╭─ RECORDS FOR THIS TASK

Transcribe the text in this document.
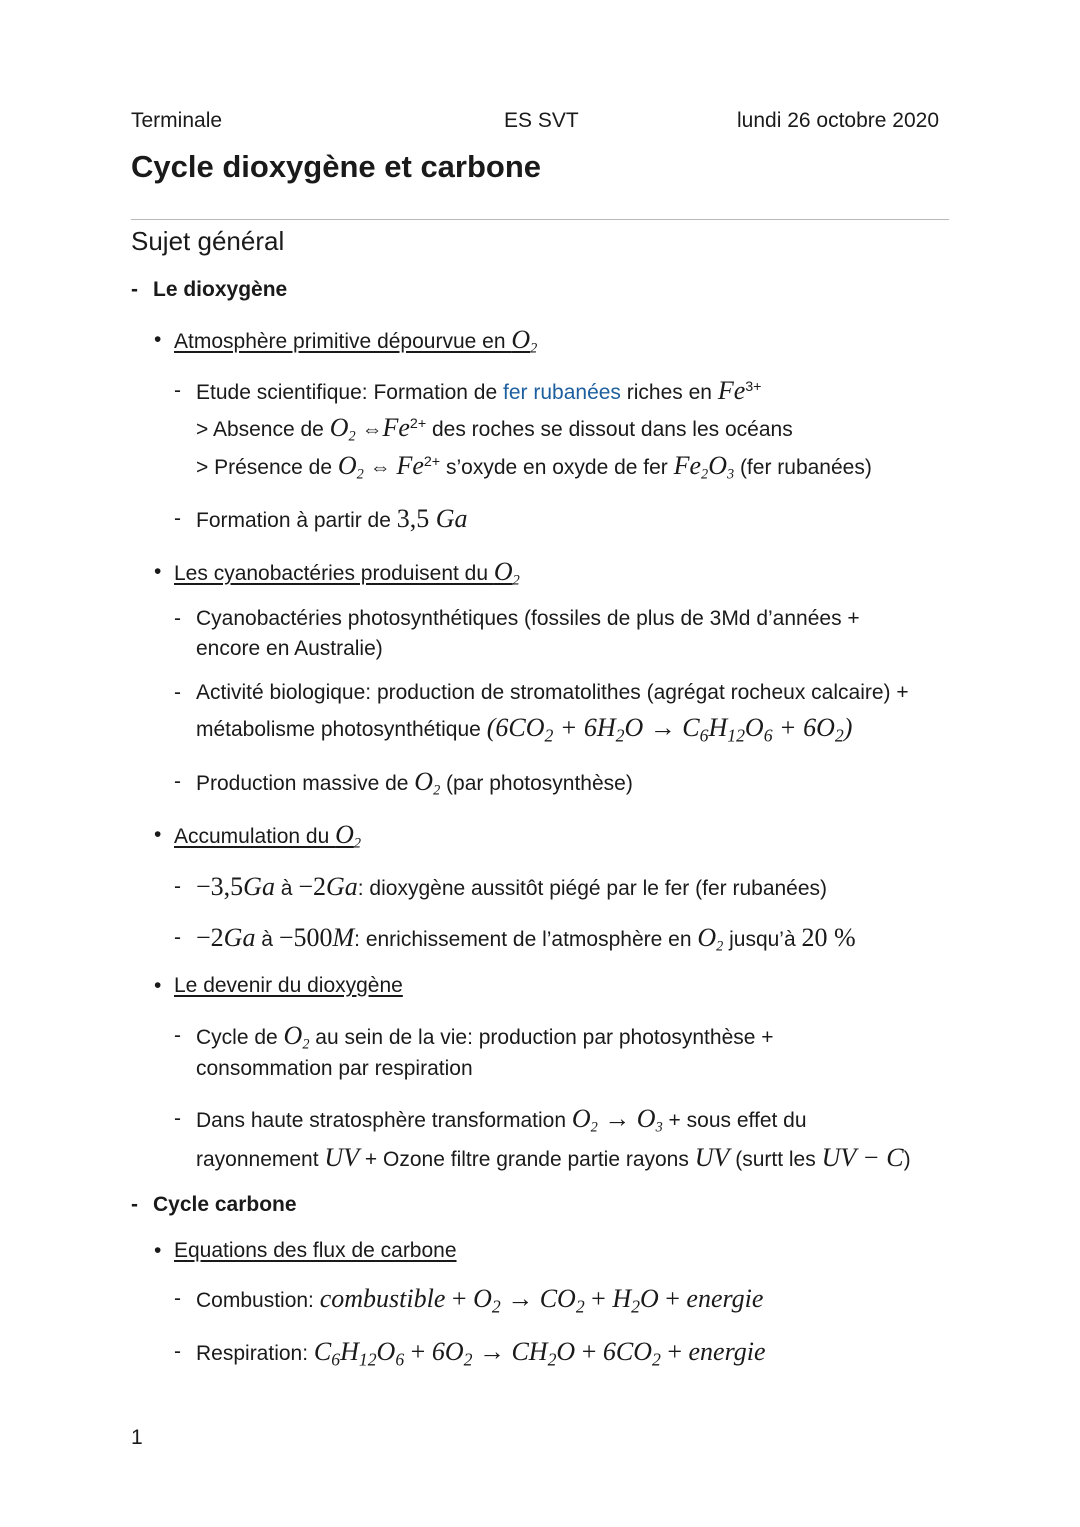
Terminale	ES SVT	lundi 26 octobre 2020
Cycle dioxygène et carbone
Sujet général
- Le dioxygène
• Atmosphère primitive dépourvue en $O_2$
- Etude scientifique: Formation de fer rubanées riches en $Fe^{3+}$
> Absence de $O_2$ $\Leftrightarrow Fe^{2+}$ des roches se dissout dans les océans
> Présence de $O_2$ ⇔ $Fe^{2+}$ s’oxyde en oxyde de fer $Fe_2O_3$ (fer rubanées)
- Formation à partir de 3,5 Ga
• Les cyanobactéries produisent du $O_2$
- Cyanobactéries photosynthétiques (fossiles de plus de 3Md d’années +
encore en Australie)
- Activité biologique: production de stromatolithes (agrégat rocheux calcaire) +
métabolisme photosynthétique $(6CO_2 + 6H_2O \to C_6H_{12}O_6 + 6O_2)$
- Production massive de $O_2$ (par photosynthèse)
• Accumulation du $O_2$
- −3,5Ga à −2Ga: dioxygène aussitôt piégé par le fer (fer rubanées)
- −2Ga à −500M: enrichissement de l’atmosphère en $O_2$ jusqu’à 20 %
• Le devenir du dioxygène
- Cycle de $O_2$ au sein de la vie: production par photosynthèse +
consommation par respiration
- Dans haute stratosphère transformation $O_2 \to O_3$ + sous effet du
rayonnement UV + Ozone filtre grande partie rayons UV (surtt les UV − C)
- Cycle carbone
• Equations des flux de carbone
- Combustion: combustible + $O_2 \to CO_2 + H_2O$ + energie
- Respiration: $C_6H_{12}O_6 + 6O_2 \to CH_2O + 6CO_2$ + energie
1
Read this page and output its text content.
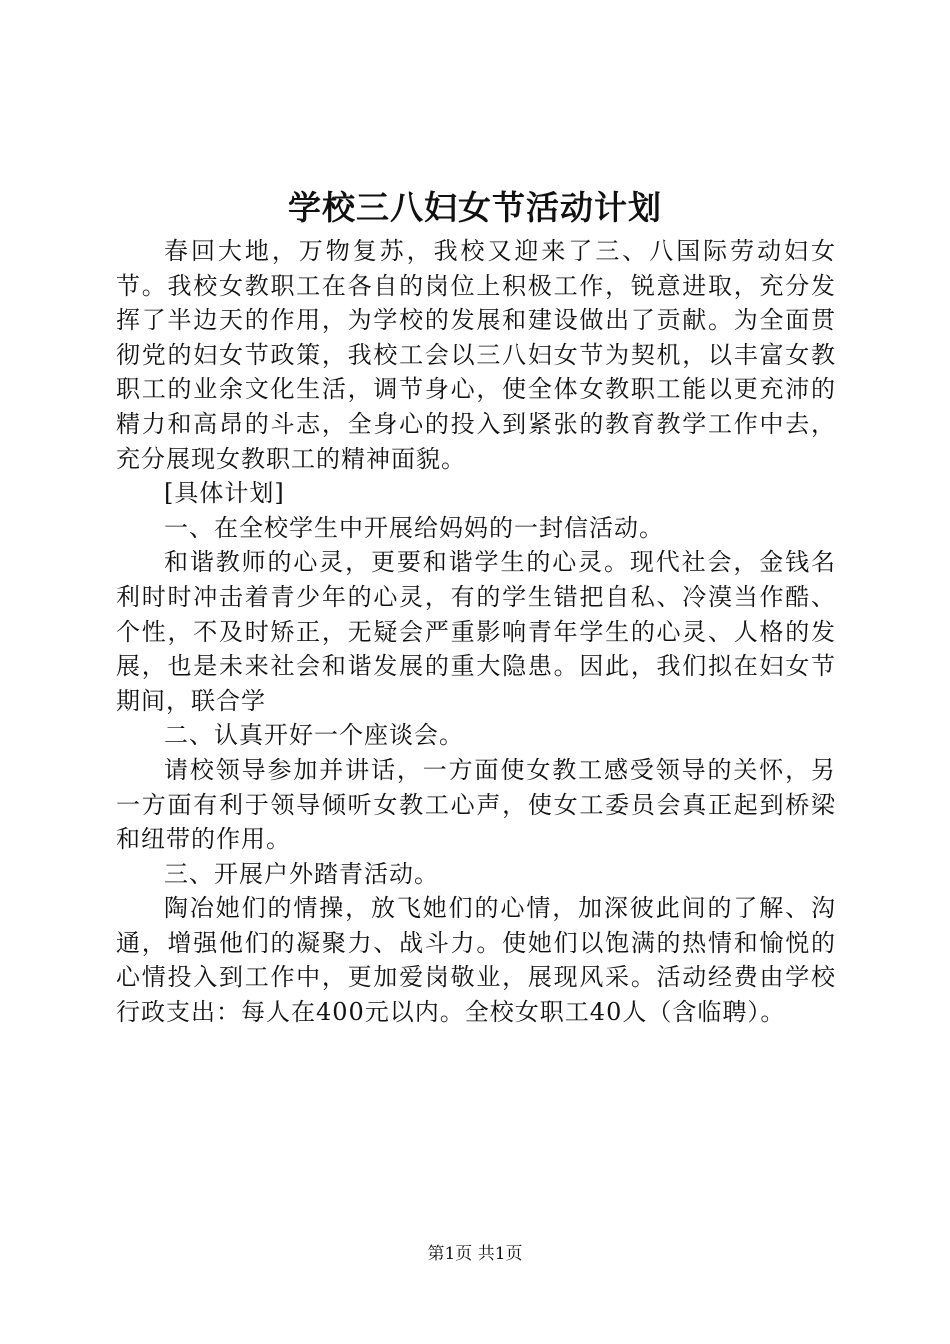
学校三八妇女节活动计划

春回大地，万物复苏，我校又迎来了三、八国际劳动妇女节。我校女教职工在各自的岗位上积极工作，锐意进取，充分发挥了半边天的作用，为学校的发展和建设做出了贡献。为全面贯彻党的妇女节政策，我校工会以三八妇女节为契机，以丰富女教职工的业余文化生活，调节身心，使全体女教职工能以更充沛的精力和高昂的斗志，全身心的投入到紧张的教育教学工作中去，充分展现女教职工的精神面貌。

[具体计划]

一、在全校学生中开展给妈妈的一封信活动。

和谐教师的心灵，更要和谐学生的心灵。现代社会，金钱名利时时冲击着青少年的心灵，有的学生错把自私、冷漠当作酷、个性，不及时矫正，无疑会严重影响青年学生的心灵、人格的发展，也是未来社会和谐发展的重大隐患。因此，我们拟在妇女节期间，联合学

二、认真开好一个座谈会。

请校领导参加并讲话，一方面使女教工感受领导的关怀，另一方面有利于领导倾听女教工心声，使女工委员会真正起到桥梁和纽带的作用。

三、开展户外踏青活动。

陶冶她们的情操，放飞她们的心情，加深彼此间的了解、沟通，增强他们的凝聚力、战斗力。使她们以饱满的热情和愉悦的心情投入到工作中，更加爱岗敬业，展现风采。活动经费由学校行政支出：每人在400元以内。全校女职工40人（含临聘）。

第1页 共1页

╰─

■ **WHAT YOU WILL DO**: Starting with the line that contains "Read this page and output its text content.", reproduce every line down to the end of the listing above, both endpoints included. Pictures stay out.

■ **EXERCISE RESPONSE**:
Read this page and output its text content.
学校三八妇女节活动计划

春回大地，万物复苏，我校又迎来了三、八国际劳动妇女节。我校女教职工在各自的岗位上积极工作，锐意进取，充分发挥了半边天的作用，为学校的发展和建设做出了贡献。为全面贯彻党的妇女节政策，我校工会以三八妇女节为契机，以丰富女教职工的业余文化生活，调节身心，使全体女教职工能以更充沛的精力和高昂的斗志，全身心的投入到紧张的教育教学工作中去，充分展现女教职工的精神面貌。

[具体计划]

一、在全校学生中开展给妈妈的一封信活动。

和谐教师的心灵，更要和谐学生的心灵。现代社会，金钱名利时时冲击着青少年的心灵，有的学生错把自私、冷漠当作酷、个性，不及时矫正，无疑会严重影响青年学生的心灵、人格的发展，也是未来社会和谐发展的重大隐患。因此，我们拟在妇女节期间，联合学

二、认真开好一个座谈会。

请校领导参加并讲话，一方面使女教工感受领导的关怀，另一方面有利于领导倾听女教工心声，使女工委员会真正起到桥梁和纽带的作用。

三、开展户外踏青活动。

陶冶她们的情操，放飞她们的心情，加深彼此间的了解、沟通，增强他们的凝聚力、战斗力。使她们以饱满的热情和愉悦的心情投入到工作中，更加爱岗敬业，展现风采。活动经费由学校行政支出：每人在400元以内。全校女职工40人（含临聘）。

第1页 共1页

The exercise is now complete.